Collected data entries:
%%

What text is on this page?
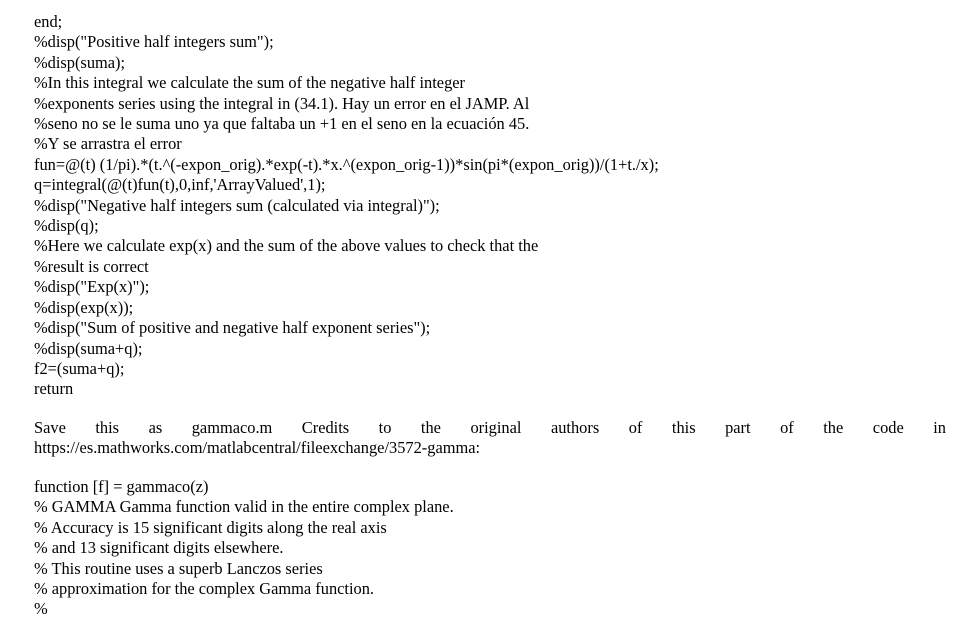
end;
%disp("Positive half integers sum");
%disp(suma);
%In this integral we calculate the sum of the negative half integer
%exponents series using the integral in (34.1). Hay un error en el JAMP. Al
%seno no se le suma uno ya que faltaba un +1 en el seno en la ecuación 45.
%Y se arrastra el error
fun=@(t) (1/pi).*(t.^(-expon_orig).*exp(-t).*x.^(expon_orig-1))*sin(pi*(expon_orig))/(1+t./x);
q=integral(@(t)fun(t),0,inf,'ArrayValued',1);
%disp("Negative half integers sum (calculated via integral)");
%disp(q);
%Here we calculate exp(x) and the sum of the above values to check that the
%result is correct
%disp("Exp(x)");
%disp(exp(x));
%disp("Sum of positive and negative half exponent series");
%disp(suma+q);
f2=(suma+q);
return

Save this as gammaco.m Credits to the original authors of this part of the code in https://es.mathworks.com/matlabcentral/fileexchange/3572-gamma:

function [f] = gammaco(z)
% GAMMA Gamma function valid in the entire complex plane.
% Accuracy is 15 significant digits along the real axis
% and 13 significant digits elsewhere.
% This routine uses a superb Lanczos series
% approximation for the complex Gamma function.
%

%%

→ **DIRECTIONS FOR THIS TASK**
Your copy should match the records word for word, with the pictures removed.

→ **COMPLETED TASK**
What text is on this page?
end;
%disp("Positive half integers sum");
%disp(suma);
%In this integral we calculate the sum of the negative half integer
%exponents series using the integral in (34.1). Hay un error en el JAMP. Al
%seno no se le suma uno ya que faltaba un +1 en el seno en la ecuación 45.
%Y se arrastra el error
fun=@(t) (1/pi).*(t.^(-expon_orig).*exp(-t).*x.^(expon_orig-1))*sin(pi*(expon_orig))/(1+t./x);
q=integral(@(t)fun(t),0,inf,'ArrayValued',1);
%disp("Negative half integers sum (calculated via integral)");
%disp(q);
%Here we calculate exp(x) and the sum of the above values to check that the
%result is correct
%disp("Exp(x)");
%disp(exp(x));
%disp("Sum of positive and negative half exponent series");
%disp(suma+q);
f2=(suma+q);
return

Save this as gammaco.m Credits to the original authors of this part of the code in https://es.mathworks.com/matlabcentral/fileexchange/3572-gamma:

function [f] = gammaco(z)
% GAMMA Gamma function valid in the entire complex plane.
% Accuracy is 15 significant digits along the real axis
% and 13 significant digits elsewhere.
% This routine uses a superb Lanczos series
% approximation for the complex Gamma function.
%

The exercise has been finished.